───── INFORMATION PROVIDED ─────
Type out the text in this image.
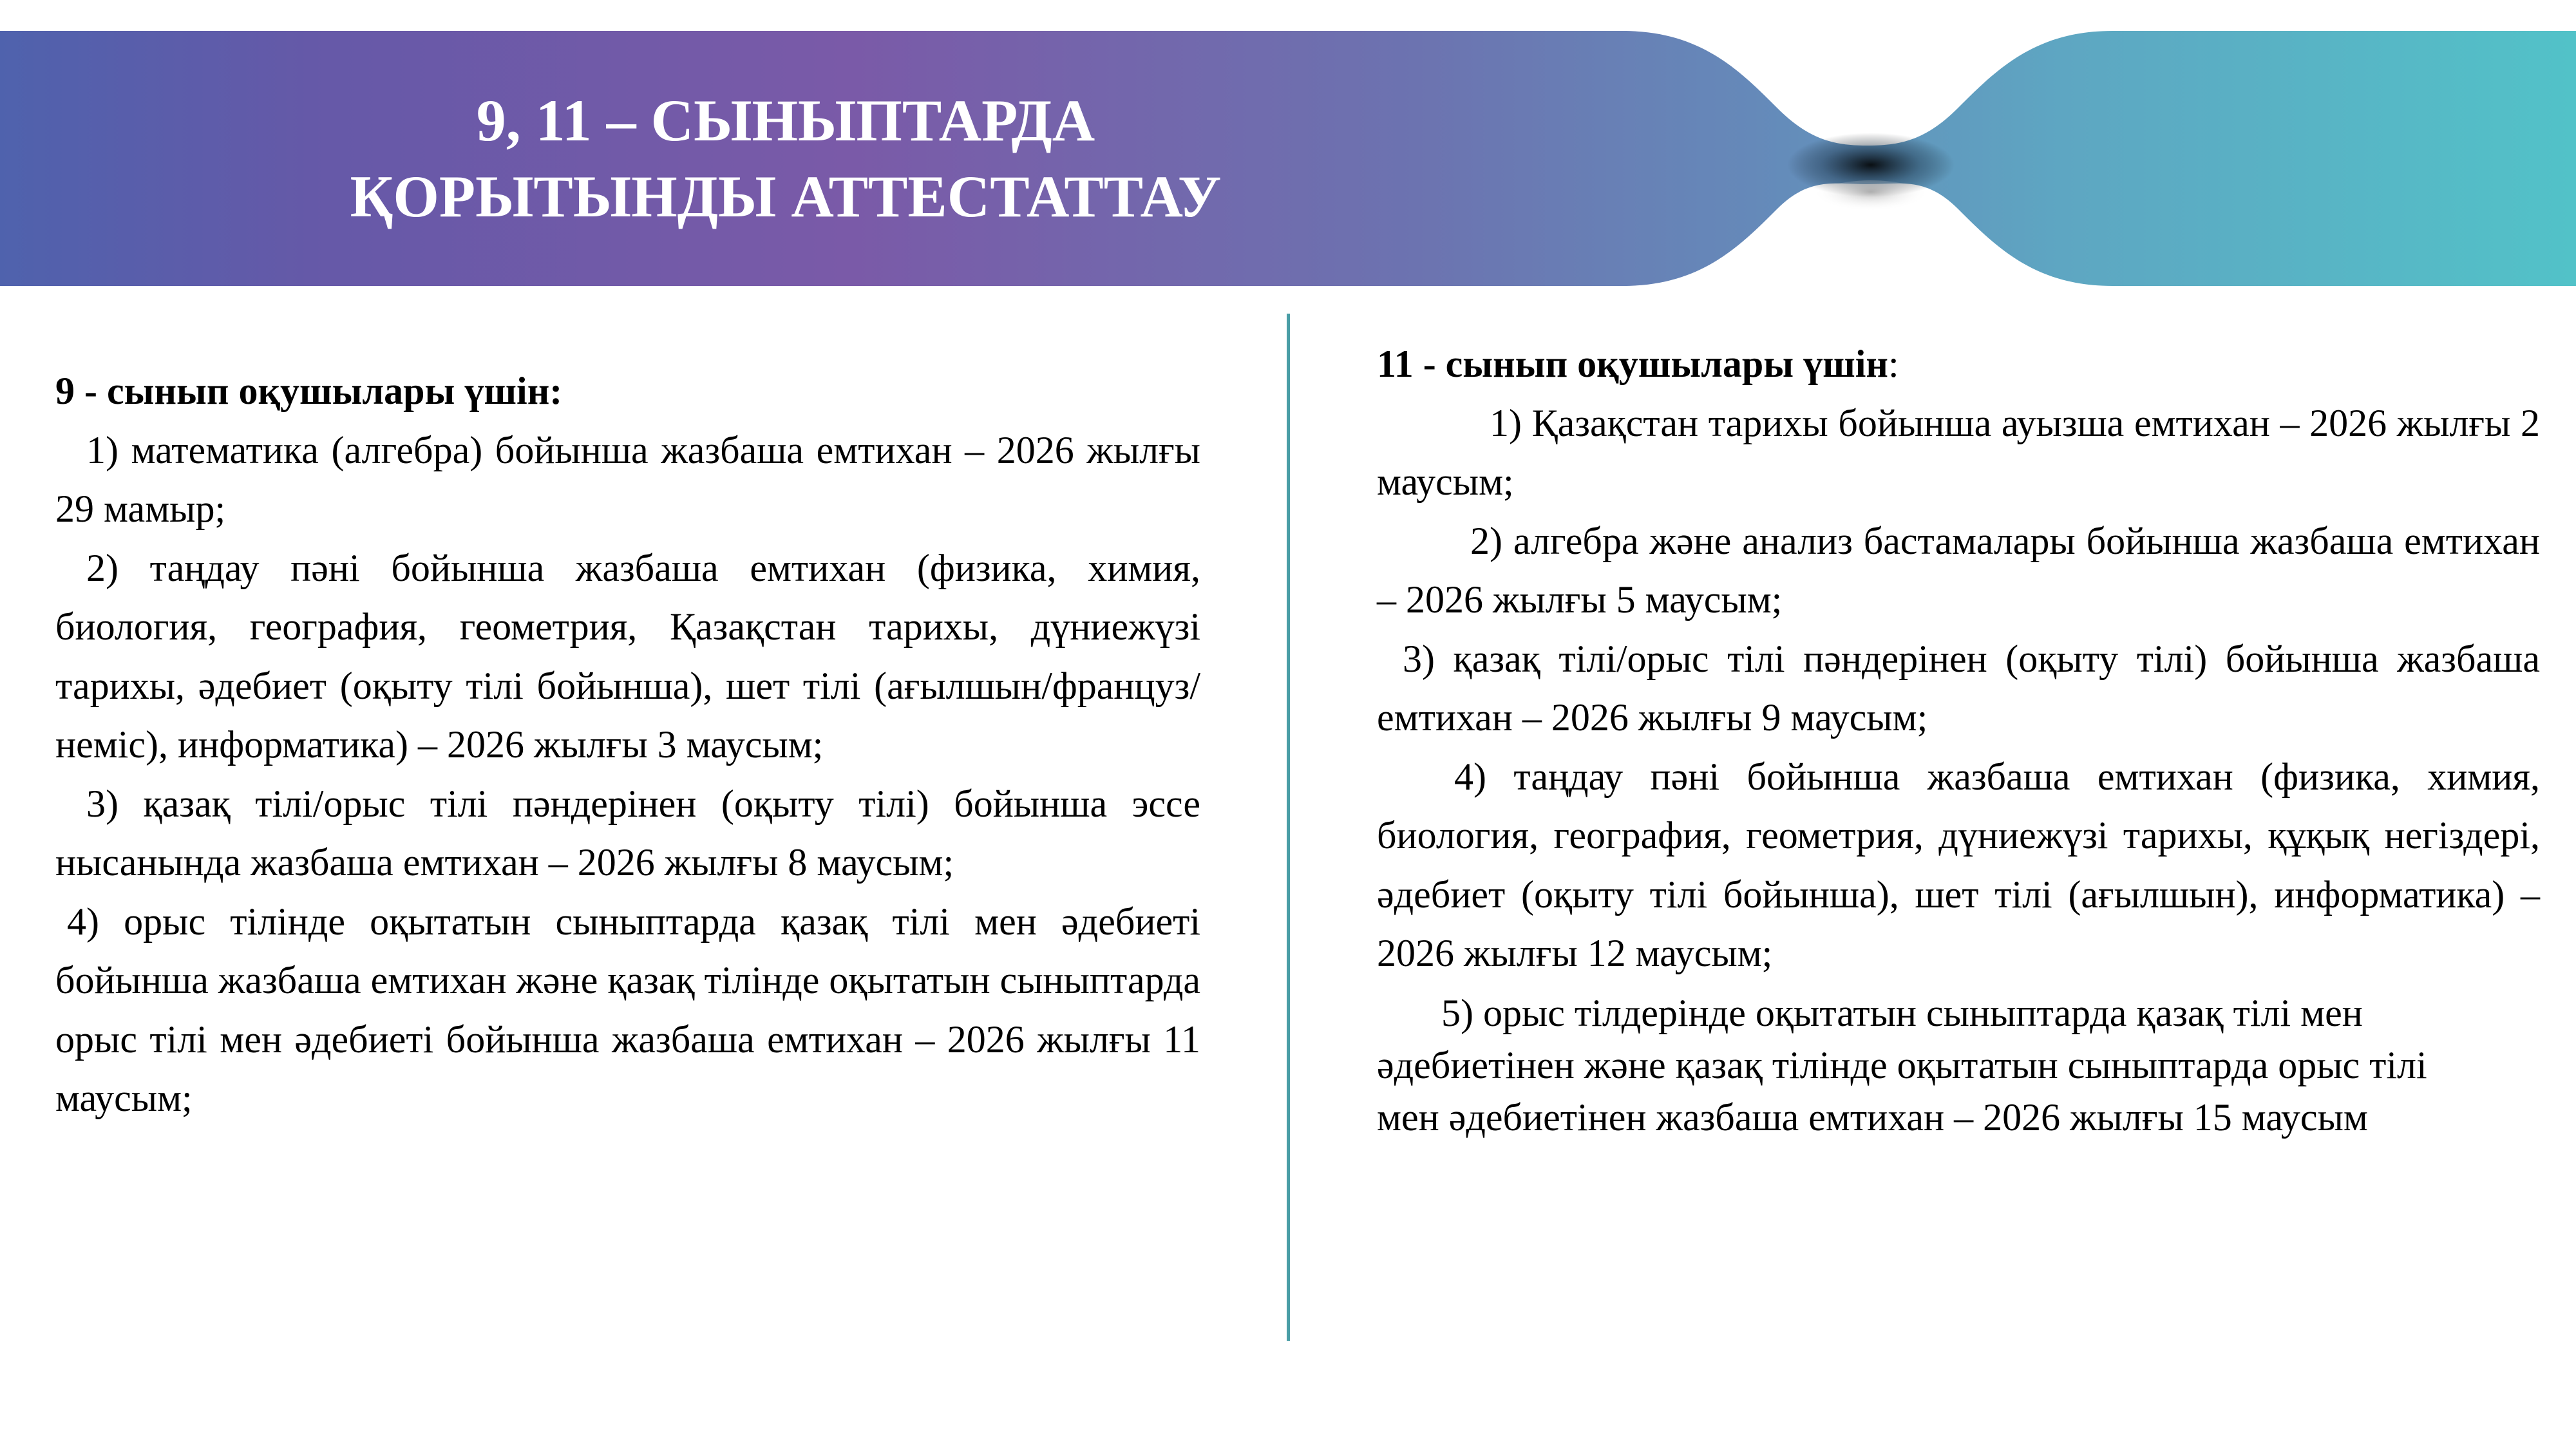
9, 11 – СЫНЫПТАРДА
ҚОРЫТЫНДЫ АТТЕСТАТТАУ

9 - сынып оқушылары үшін:

1) математика (алгебра) бойынша жазбаша емтихан – 2026 жылғы 29 мамыр;

2) таңдау пәні бойынша жазбаша емтихан (физика, химия, биология, география, геометрия, Қазақстан тарихы, дүниежүзі тарихы, әдебиет (оқыту тілі бойынша), шет тілі (ағылшын/француз/неміс), информатика) – 2026 жылғы 3 маусым;

3) қазақ тілі/орыс тілі пәндерінен (оқыту тілі) бойынша эссе нысанында жазбаша емтихан – 2026 жылғы 8 маусым;

4) орыс тілінде оқытатын сыныптарда қазақ тілі мен әдебиеті бойынша жазбаша емтихан және қазақ тілінде оқытатын сыныптарда орыс тілі мен әдебиеті бойынша жазбаша емтихан – 2026 жылғы 11 маусым;

11 - сынып оқушылары үшін:

1) Қазақстан тарихы бойынша ауызша емтихан – 2026 жылғы 2 маусым;

2) алгебра және анализ бастамалары бойынша жазбаша емтихан – 2026 жылғы 5 маусым;

3) қазақ тілі/орыс тілі пәндерінен (оқыту тілі) бойынша жазбаша емтихан – 2026 жылғы 9 маусым;

4) таңдау пәні бойынша жазбаша емтихан (физика, химия, биология, география, геометрия, дүниежүзі тарихы, құқық негіздері, әдебиет (оқыту тілі бойынша), шет тілі (ағылшын), информатика) – 2026 жылғы 12 маусым;

5) орыс тілдерінде оқытатын сыныптарда қазақ тілі мен әдебиетінен және қазақ тілінде оқытатын сыныптарда орыс тілі мен әдебиетінен жазбаша емтихан – 2026 жылғы 15 маусым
─────
• _WRITTEN EXERCISE_
Make an exact copy of all entries above, dropping the images.

• _COMPLETED TASK_
Type out the text in this image.
9, 11 – СЫНЫПТАРДА
ҚОРЫТЫНДЫ АТТЕСТАТТАУ

9 - сынып оқушылары үшін:

1) математика (алгебра) бойынша жазбаша емтихан – 2026 жылғы 29 мамыр;

2) таңдау пәні бойынша жазбаша емтихан (физика, химия, биология, география, геометрия, Қазақстан тарихы, дүниежүзі тарихы, әдебиет (оқыту тілі бойынша), шет тілі (ағылшын/француз/неміс), информатика) – 2026 жылғы 3 маусым;

3) қазақ тілі/орыс тілі пәндерінен (оқыту тілі) бойынша эссе нысанында жазбаша емтихан – 2026 жылғы 8 маусым;

4) орыс тілінде оқытатын сыныптарда қазақ тілі мен әдебиеті бойынша жазбаша емтихан және қазақ тілінде оқытатын сыныптарда орыс тілі мен әдебиеті бойынша жазбаша емтихан – 2026 жылғы 11 маусым;

11 - сынып оқушылары үшін:

1) Қазақстан тарихы бойынша ауызша емтихан – 2026 жылғы 2 маусым;

2) алгебра және анализ бастамалары бойынша жазбаша емтихан – 2026 жылғы 5 маусым;

3) қазақ тілі/орыс тілі пәндерінен (оқыту тілі) бойынша жазбаша емтихан – 2026 жылғы 9 маусым;

4) таңдау пәні бойынша жазбаша емтихан (физика, химия, биология, география, геометрия, дүниежүзі тарихы, құқық негіздері, әдебиет (оқыту тілі бойынша), шет тілі (ағылшын), информатика) – 2026 жылғы 12 маусым;

5) орыс тілдерінде оқытатын сыныптарда қазақ тілі мен әдебиетінен және қазақ тілінде оқытатын сыныптарда орыс тілі мен әдебиетінен жазбаша емтихан – 2026 жылғы 15 маусым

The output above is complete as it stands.